◆ **EXERCISE GOAL**
Write the entries below out again exactly; any picture in them stays out.

◆ **RECORDED INFORMATION**
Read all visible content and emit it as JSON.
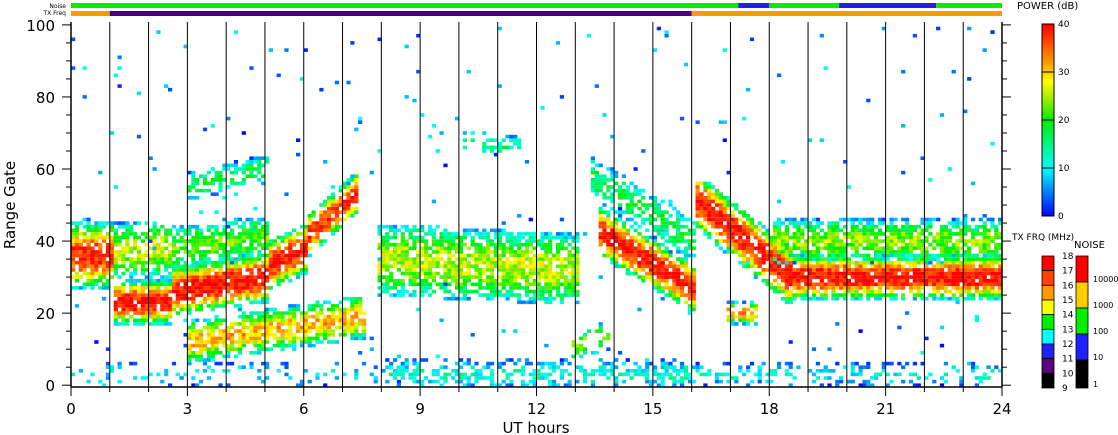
{
  "top_bars": {
    "noise_label": "Noise",
    "txfreq_label": "TX Freq",
    "noise_segments": [
      {
        "from": 0,
        "to": 17.2,
        "color": "#00ee00"
      },
      {
        "from": 17.2,
        "to": 18.0,
        "color": "#2020e0"
      },
      {
        "from": 18.0,
        "to": 19.8,
        "color": "#00ee00"
      },
      {
        "from": 19.8,
        "to": 22.3,
        "color": "#2020e0"
      },
      {
        "from": 22.3,
        "to": 24,
        "color": "#00ee00"
      }
    ],
    "txfreq_segments": [
      {
        "from": 0,
        "to": 1,
        "color": "#ff9900"
      },
      {
        "from": 1,
        "to": 16,
        "color": "#4b0082"
      },
      {
        "from": 16,
        "to": 24,
        "color": "#ff9900"
      }
    ]
  },
  "chart_data": {
    "type": "heatmap",
    "title": "",
    "xlabel": "UT hours",
    "ylabel": "Range Gate",
    "xlim": [
      0,
      24
    ],
    "ylim": [
      -0.5,
      100.8
    ],
    "xticks": [
      "0",
      "3",
      "6",
      "9",
      "12",
      "15",
      "18",
      "21",
      "24"
    ],
    "xtick_values": [
      0,
      3,
      6,
      9,
      12,
      15,
      18,
      21,
      24
    ],
    "yticks": [
      "0",
      "20",
      "40",
      "60",
      "80",
      "100"
    ],
    "ytick_values": [
      0,
      20,
      40,
      60,
      80,
      100
    ],
    "vertical_grid_hours": [
      1,
      2,
      3,
      4,
      5,
      6,
      7,
      8,
      9,
      10,
      11,
      12,
      13,
      14,
      15,
      16,
      17,
      18,
      19,
      20,
      21,
      22,
      23
    ],
    "value_label": "POWER (dB)",
    "value_range": [
      0,
      40
    ],
    "echo_regions": [
      {
        "hours": [
          0,
          1
        ],
        "gate_center": [
          36,
          36
        ],
        "half_width": 9,
        "peak_db": 38,
        "density": 0.95
      },
      {
        "hours": [
          1,
          2.6
        ],
        "gate_center": [
          23,
          23
        ],
        "half_width": 6,
        "peak_db": 40,
        "density": 0.95
      },
      {
        "hours": [
          1,
          2.6
        ],
        "gate_center": [
          37,
          38
        ],
        "half_width": 8,
        "peak_db": 26,
        "density": 0.8
      },
      {
        "hours": [
          2.6,
          5
        ],
        "gate_center": [
          26,
          30
        ],
        "half_width": 7,
        "peak_db": 40,
        "density": 0.95
      },
      {
        "hours": [
          2.6,
          5
        ],
        "gate_center": [
          38,
          41
        ],
        "half_width": 6,
        "peak_db": 22,
        "density": 0.8
      },
      {
        "hours": [
          5,
          6
        ],
        "gate_center": [
          33,
          38
        ],
        "half_width": 7,
        "peak_db": 39,
        "density": 0.95
      },
      {
        "hours": [
          6,
          7.3
        ],
        "gate_center": [
          41,
          53
        ],
        "half_width": 6,
        "peak_db": 38,
        "density": 0.9
      },
      {
        "hours": [
          3,
          7.5
        ],
        "gate_center": [
          12,
          19
        ],
        "half_width": 6,
        "peak_db": 31,
        "density": 0.85
      },
      {
        "hours": [
          3,
          5
        ],
        "gate_center": [
          55,
          60
        ],
        "half_width": 4,
        "peak_db": 18,
        "density": 0.55
      },
      {
        "hours": [
          7.8,
          13
        ],
        "gate_center": [
          35,
          32
        ],
        "half_width": 10,
        "peak_db": 26,
        "density": 0.85
      },
      {
        "hours": [
          10,
          11.5
        ],
        "gate_center": [
          68,
          66
        ],
        "half_width": 3,
        "peak_db": 15,
        "density": 0.4
      },
      {
        "hours": [
          12.8,
          13.8
        ],
        "gate_center": [
          10,
          14
        ],
        "half_width": 4,
        "peak_db": 24,
        "density": 0.5
      },
      {
        "hours": [
          13.5,
          16
        ],
        "gate_center": [
          43,
          27
        ],
        "half_width": 7,
        "peak_db": 40,
        "density": 0.95
      },
      {
        "hours": [
          13.3,
          16
        ],
        "gate_center": [
          58,
          40
        ],
        "half_width": 6,
        "peak_db": 18,
        "density": 0.7
      },
      {
        "hours": [
          16,
          18.5
        ],
        "gate_center": [
          52,
          30
        ],
        "half_width": 8,
        "peak_db": 40,
        "density": 0.95
      },
      {
        "hours": [
          16.8,
          17.6
        ],
        "gate_center": [
          20,
          20
        ],
        "half_width": 3,
        "peak_db": 32,
        "density": 0.8
      },
      {
        "hours": [
          18.5,
          24
        ],
        "gate_center": [
          30,
          30
        ],
        "half_width": 6,
        "peak_db": 40,
        "density": 0.95
      },
      {
        "hours": [
          18,
          24
        ],
        "gate_center": [
          40,
          40
        ],
        "half_width": 6,
        "peak_db": 24,
        "density": 0.85
      },
      {
        "hours": [
          8,
          16
        ],
        "gate_center": [
          3,
          3
        ],
        "half_width": 4,
        "peak_db": 12,
        "density": 0.5
      },
      {
        "hours": [
          16,
          24
        ],
        "gate_center": [
          3,
          3
        ],
        "half_width": 3,
        "peak_db": 11,
        "density": 0.3
      },
      {
        "hours": [
          0,
          8
        ],
        "gate_center": [
          3,
          3
        ],
        "half_width": 3,
        "peak_db": 10,
        "density": 0.2
      }
    ],
    "scatter_density": 0.01
  },
  "power_colorbar": {
    "title": "POWER (dB)",
    "labels": [
      "40",
      "30",
      "20",
      "10",
      "0"
    ]
  },
  "txfreq_colorbar": {
    "title": "TX FRQ (MHz)",
    "labels": [
      "18",
      "17",
      "16",
      "15",
      "14",
      "13",
      "12",
      "11",
      "10",
      "9"
    ],
    "colors": [
      "#ff0000",
      "#ff4400",
      "#ff9900",
      "#ffff00",
      "#00ee00",
      "#00ffff",
      "#2020ff",
      "#5a0080",
      "#000000"
    ]
  },
  "noise_colorbar": {
    "title": "NOISE",
    "labels": [
      "10000",
      "1000",
      "100",
      "10",
      "1"
    ],
    "colors": [
      "#ff0000",
      "#ffcc00",
      "#00ee00",
      "#2020ff",
      "#000000"
    ]
  }
}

◆ **ANSWER IN FULL**
Read all visible content and emit it as JSON.
{
  "top_bars": {
    "noise_label": "Noise",
    "txfreq_label": "TX Freq",
    "noise_segments": [
      {
        "from": 0,
        "to": 17.2,
        "color": "#00ee00"
      },
      {
        "from": 17.2,
        "to": 18.0,
        "color": "#2020e0"
      },
      {
        "from": 18.0,
        "to": 19.8,
        "color": "#00ee00"
      },
      {
        "from": 19.8,
        "to": 22.3,
        "color": "#2020e0"
      },
      {
        "from": 22.3,
        "to": 24,
        "color": "#00ee00"
      }
    ],
    "txfreq_segments": [
      {
        "from": 0,
        "to": 1,
        "color": "#ff9900"
      },
      {
        "from": 1,
        "to": 16,
        "color": "#4b0082"
      },
      {
        "from": 16,
        "to": 24,
        "color": "#ff9900"
      }
    ]
  },
  "chart_data": {
    "type": "heatmap",
    "title": "",
    "xlabel": "UT hours",
    "ylabel": "Range Gate",
    "xlim": [
      0,
      24
    ],
    "ylim": [
      -0.5,
      100.8
    ],
    "xticks": [
      "0",
      "3",
      "6",
      "9",
      "12",
      "15",
      "18",
      "21",
      "24"
    ],
    "xtick_values": [
      0,
      3,
      6,
      9,
      12,
      15,
      18,
      21,
      24
    ],
    "yticks": [
      "0",
      "20",
      "40",
      "60",
      "80",
      "100"
    ],
    "ytick_values": [
      0,
      20,
      40,
      60,
      80,
      100
    ],
    "vertical_grid_hours": [
      1,
      2,
      3,
      4,
      5,
      6,
      7,
      8,
      9,
      10,
      11,
      12,
      13,
      14,
      15,
      16,
      17,
      18,
      19,
      20,
      21,
      22,
      23
    ],
    "value_label": "POWER (dB)",
    "value_range": [
      0,
      40
    ],
    "echo_regions": [
      {
        "hours": [
          0,
          1
        ],
        "gate_center": [
          36,
          36
        ],
        "half_width": 9,
        "peak_db": 38,
        "density": 0.95
      },
      {
        "hours": [
          1,
          2.6
        ],
        "gate_center": [
          23,
          23
        ],
        "half_width": 6,
        "peak_db": 40,
        "density": 0.95
      },
      {
        "hours": [
          1,
          2.6
        ],
        "gate_center": [
          37,
          38
        ],
        "half_width": 8,
        "peak_db": 26,
        "density": 0.8
      },
      {
        "hours": [
          2.6,
          5
        ],
        "gate_center": [
          26,
          30
        ],
        "half_width": 7,
        "peak_db": 40,
        "density": 0.95
      },
      {
        "hours": [
          2.6,
          5
        ],
        "gate_center": [
          38,
          41
        ],
        "half_width": 6,
        "peak_db": 22,
        "density": 0.8
      },
      {
        "hours": [
          5,
          6
        ],
        "gate_center": [
          33,
          38
        ],
        "half_width": 7,
        "peak_db": 39,
        "density": 0.95
      },
      {
        "hours": [
          6,
          7.3
        ],
        "gate_center": [
          41,
          53
        ],
        "half_width": 6,
        "peak_db": 38,
        "density": 0.9
      },
      {
        "hours": [
          3,
          7.5
        ],
        "gate_center": [
          12,
          19
        ],
        "half_width": 6,
        "peak_db": 31,
        "density": 0.85
      },
      {
        "hours": [
          3,
          5
        ],
        "gate_center": [
          55,
          60
        ],
        "half_width": 4,
        "peak_db": 18,
        "density": 0.55
      },
      {
        "hours": [
          7.8,
          13
        ],
        "gate_center": [
          35,
          32
        ],
        "half_width": 10,
        "peak_db": 26,
        "density": 0.85
      },
      {
        "hours": [
          10,
          11.5
        ],
        "gate_center": [
          68,
          66
        ],
        "half_width": 3,
        "peak_db": 15,
        "density": 0.4
      },
      {
        "hours": [
          12.8,
          13.8
        ],
        "gate_center": [
          10,
          14
        ],
        "half_width": 4,
        "peak_db": 24,
        "density": 0.5
      },
      {
        "hours": [
          13.5,
          16
        ],
        "gate_center": [
          43,
          27
        ],
        "half_width": 7,
        "peak_db": 40,
        "density": 0.95
      },
      {
        "hours": [
          13.3,
          16
        ],
        "gate_center": [
          58,
          40
        ],
        "half_width": 6,
        "peak_db": 18,
        "density": 0.7
      },
      {
        "hours": [
          16,
          18.5
        ],
        "gate_center": [
          52,
          30
        ],
        "half_width": 8,
        "peak_db": 40,
        "density": 0.95
      },
      {
        "hours": [
          16.8,
          17.6
        ],
        "gate_center": [
          20,
          20
        ],
        "half_width": 3,
        "peak_db": 32,
        "density": 0.8
      },
      {
        "hours": [
          18.5,
          24
        ],
        "gate_center": [
          30,
          30
        ],
        "half_width": 6,
        "peak_db": 40,
        "density": 0.95
      },
      {
        "hours": [
          18,
          24
        ],
        "gate_center": [
          40,
          40
        ],
        "half_width": 6,
        "peak_db": 24,
        "density": 0.85
      },
      {
        "hours": [
          8,
          16
        ],
        "gate_center": [
          3,
          3
        ],
        "half_width": 4,
        "peak_db": 12,
        "density": 0.5
      },
      {
        "hours": [
          16,
          24
        ],
        "gate_center": [
          3,
          3
        ],
        "half_width": 3,
        "peak_db": 11,
        "density": 0.3
      },
      {
        "hours": [
          0,
          8
        ],
        "gate_center": [
          3,
          3
        ],
        "half_width": 3,
        "peak_db": 10,
        "density": 0.2
      }
    ],
    "scatter_density": 0.01
  },
  "power_colorbar": {
    "title": "POWER (dB)",
    "labels": [
      "40",
      "30",
      "20",
      "10",
      "0"
    ]
  },
  "txfreq_colorbar": {
    "title": "TX FRQ (MHz)",
    "labels": [
      "18",
      "17",
      "16",
      "15",
      "14",
      "13",
      "12",
      "11",
      "10",
      "9"
    ],
    "colors": [
      "#ff0000",
      "#ff4400",
      "#ff9900",
      "#ffff00",
      "#00ee00",
      "#00ffff",
      "#2020ff",
      "#5a0080",
      "#000000"
    ]
  },
  "noise_colorbar": {
    "title": "NOISE",
    "labels": [
      "10000",
      "1000",
      "100",
      "10",
      "1"
    ],
    "colors": [
      "#ff0000",
      "#ffcc00",
      "#00ee00",
      "#2020ff",
      "#000000"
    ]
  }
}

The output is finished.